[STORED RECORDS start]

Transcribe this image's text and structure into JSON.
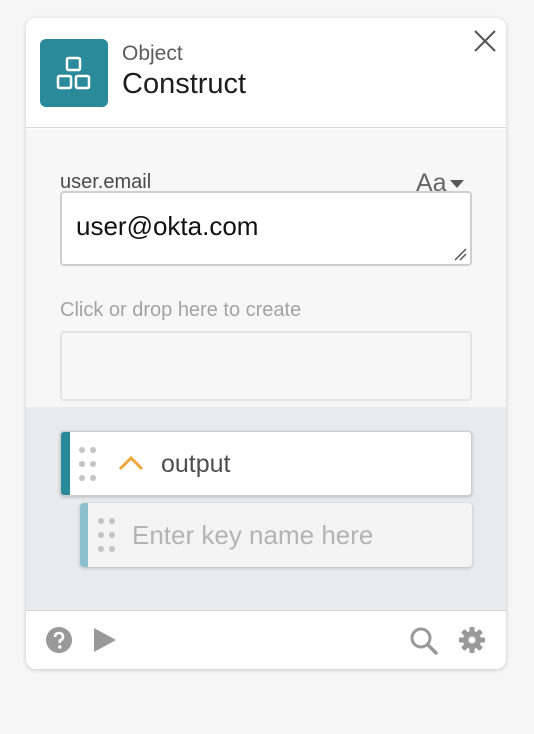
{
  "header": {
    "subtitle": "Object",
    "title": "Construct",
    "app_icon": "object-construct-icon",
    "close_icon": "close-icon"
  },
  "field": {
    "label": "user.email",
    "type_toggle": "Aa",
    "value": "user@okta.com"
  },
  "drop_zone": {
    "hint": "Click or drop here to create"
  },
  "outputs": {
    "label": "output",
    "key_placeholder": "Enter key name here"
  },
  "footer": {
    "icons": [
      "help-icon",
      "play-icon",
      "search-icon",
      "gear-icon"
    ]
  },
  "colors": {
    "accent": "#2a8a9a",
    "accent_light": "#8cc0cc",
    "chevron": "#f0a63a"
  }
}
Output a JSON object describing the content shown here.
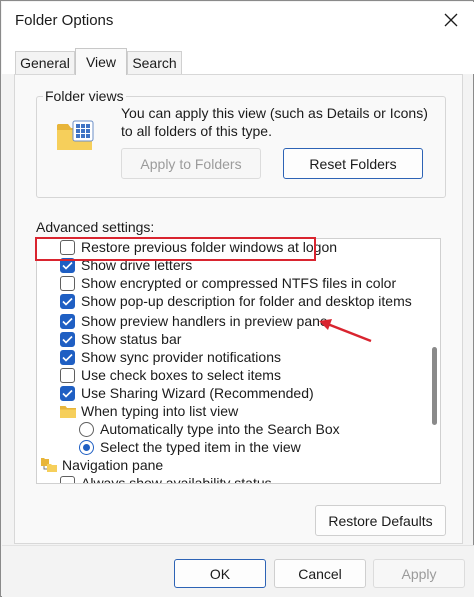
{
  "window": {
    "title": "Folder Options",
    "close_icon": "close-icon"
  },
  "tabs": [
    {
      "label": "General",
      "selected": false
    },
    {
      "label": "View",
      "selected": true
    },
    {
      "label": "Search",
      "selected": false
    }
  ],
  "folder_views": {
    "group_label": "Folder views",
    "description": "You can apply this view (such as Details or Icons) to all folders of this type.",
    "apply_button": "Apply to Folders",
    "reset_button": "Reset Folders",
    "icon": "folder-grid-icon"
  },
  "advanced": {
    "label": "Advanced settings:",
    "items": [
      {
        "kind": "checkbox",
        "checked": false,
        "label": "Restore previous folder windows at logon"
      },
      {
        "kind": "checkbox",
        "checked": true,
        "label": "Show drive letters"
      },
      {
        "kind": "checkbox",
        "checked": false,
        "label": "Show encrypted or compressed NTFS files in color"
      },
      {
        "kind": "checkbox",
        "checked": true,
        "label": "Show pop-up description for folder and desktop items"
      },
      {
        "kind": "checkbox",
        "checked": true,
        "label": "Show preview handlers in preview pane",
        "highlighted": true
      },
      {
        "kind": "checkbox",
        "checked": true,
        "label": "Show status bar"
      },
      {
        "kind": "checkbox",
        "checked": true,
        "label": "Show sync provider notifications"
      },
      {
        "kind": "checkbox",
        "checked": false,
        "label": "Use check boxes to select items"
      },
      {
        "kind": "checkbox",
        "checked": true,
        "label": "Use Sharing Wizard (Recommended)"
      },
      {
        "kind": "folder",
        "label": "When typing into list view"
      },
      {
        "kind": "radio",
        "checked": false,
        "label": "Automatically type into the Search Box"
      },
      {
        "kind": "radio",
        "checked": true,
        "label": "Select the typed item in the view"
      },
      {
        "kind": "category",
        "label": "Navigation pane"
      },
      {
        "kind": "checkbox",
        "checked": false,
        "label": "Always show availability status"
      }
    ],
    "restore_defaults": "Restore Defaults"
  },
  "footer": {
    "ok": "OK",
    "cancel": "Cancel",
    "apply": "Apply"
  },
  "colors": {
    "accent": "#1f5fc3",
    "annotation": "#d9242f"
  }
}
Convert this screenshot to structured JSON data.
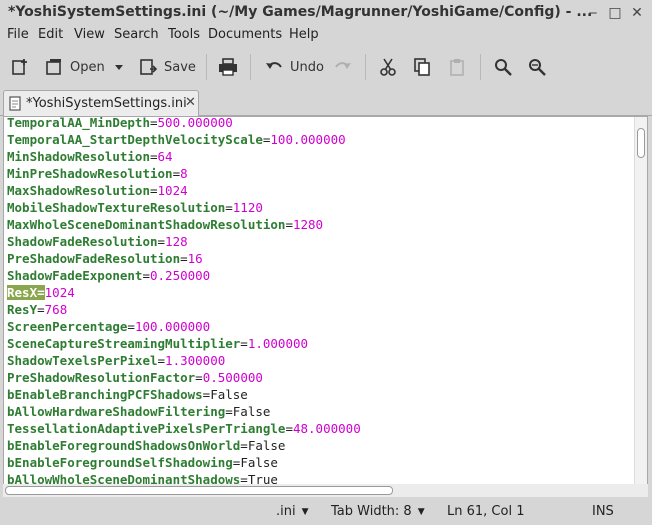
{
  "window": {
    "title": "*YoshiSystemSettings.ini (~/My Games/Magrunner/YoshiGame/Config) - ...",
    "minimize_glyph": "‒",
    "maximize_glyph": "□",
    "close_glyph": "✕"
  },
  "menu": {
    "items": [
      {
        "label": "File"
      },
      {
        "label": "Edit"
      },
      {
        "label": "View"
      },
      {
        "label": "Search"
      },
      {
        "label": "Tools"
      },
      {
        "label": "Documents"
      },
      {
        "label": "Help"
      }
    ]
  },
  "toolbar": {
    "open_label": "Open",
    "save_label": "Save",
    "undo_label": "Undo"
  },
  "tab": {
    "label": "*YoshiSystemSettings.ini",
    "close_glyph": "✕"
  },
  "editor": {
    "lines": [
      {
        "key": "TemporalAA_MinDepth",
        "value": "500.000000",
        "colored": true
      },
      {
        "key": "TemporalAA_StartDepthVelocityScale",
        "value": "100.000000",
        "colored": true
      },
      {
        "key": "MinShadowResolution",
        "value": "64",
        "colored": true
      },
      {
        "key": "MinPreShadowResolution",
        "value": "8",
        "colored": true
      },
      {
        "key": "MaxShadowResolution",
        "value": "1024",
        "colored": true
      },
      {
        "key": "MobileShadowTextureResolution",
        "value": "1120",
        "colored": true
      },
      {
        "key": "MaxWholeSceneDominantShadowResolution",
        "value": "1280",
        "colored": true
      },
      {
        "key": "ShadowFadeResolution",
        "value": "128",
        "colored": true
      },
      {
        "key": "PreShadowFadeResolution",
        "value": "16",
        "colored": true
      },
      {
        "key": "ShadowFadeExponent",
        "value": "0.250000",
        "colored": true
      },
      {
        "key": "ResX",
        "value": "1024",
        "colored": true,
        "selected": true
      },
      {
        "key": "ResY",
        "value": "768",
        "colored": true
      },
      {
        "key": "ScreenPercentage",
        "value": "100.000000",
        "colored": true
      },
      {
        "key": "SceneCaptureStreamingMultiplier",
        "value": "1.000000",
        "colored": true
      },
      {
        "key": "ShadowTexelsPerPixel",
        "value": "1.300000",
        "colored": true
      },
      {
        "key": "PreShadowResolutionFactor",
        "value": "0.500000",
        "colored": true
      },
      {
        "key": "bEnableBranchingPCFShadows",
        "value": "False",
        "colored": false
      },
      {
        "key": "bAllowHardwareShadowFiltering",
        "value": "False",
        "colored": false
      },
      {
        "key": "TessellationAdaptivePixelsPerTriangle",
        "value": "48.000000",
        "colored": true
      },
      {
        "key": "bEnableForegroundShadowsOnWorld",
        "value": "False",
        "colored": false
      },
      {
        "key": "bEnableForegroundSelfShadowing",
        "value": "False",
        "colored": false
      },
      {
        "key": "bAllowWholeSceneDominantShadows",
        "value": "True",
        "colored": false
      }
    ],
    "key_color": "#2e7d32",
    "value_color": "#d000d0",
    "selection_color": "#8aa74e"
  },
  "statusbar": {
    "language": ".ini",
    "tab_width": "Tab Width:  8",
    "position": "Ln 61, Col 1",
    "mode": "INS"
  },
  "icons": {
    "new": "new-document-icon",
    "open": "open-folder-icon",
    "save": "save-icon",
    "print": "print-icon",
    "undo": "undo-icon",
    "redo": "redo-icon",
    "cut": "cut-icon",
    "copy": "copy-icon",
    "paste": "paste-icon",
    "find": "find-icon",
    "replace": "find-replace-icon"
  }
}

[STORED RECORDS end]

=== TASK INSTRUCTIONS ===
Using the listing above, list every line in which the string "YoshiSystemSettings" occurs.

=== CORRECT RESULT ===
    "title": "*YoshiSystemSettings.ini (~/My Games/Magrunner/YoshiGame/Config) - ...",
    "label": "*YoshiSystemSettings.ini",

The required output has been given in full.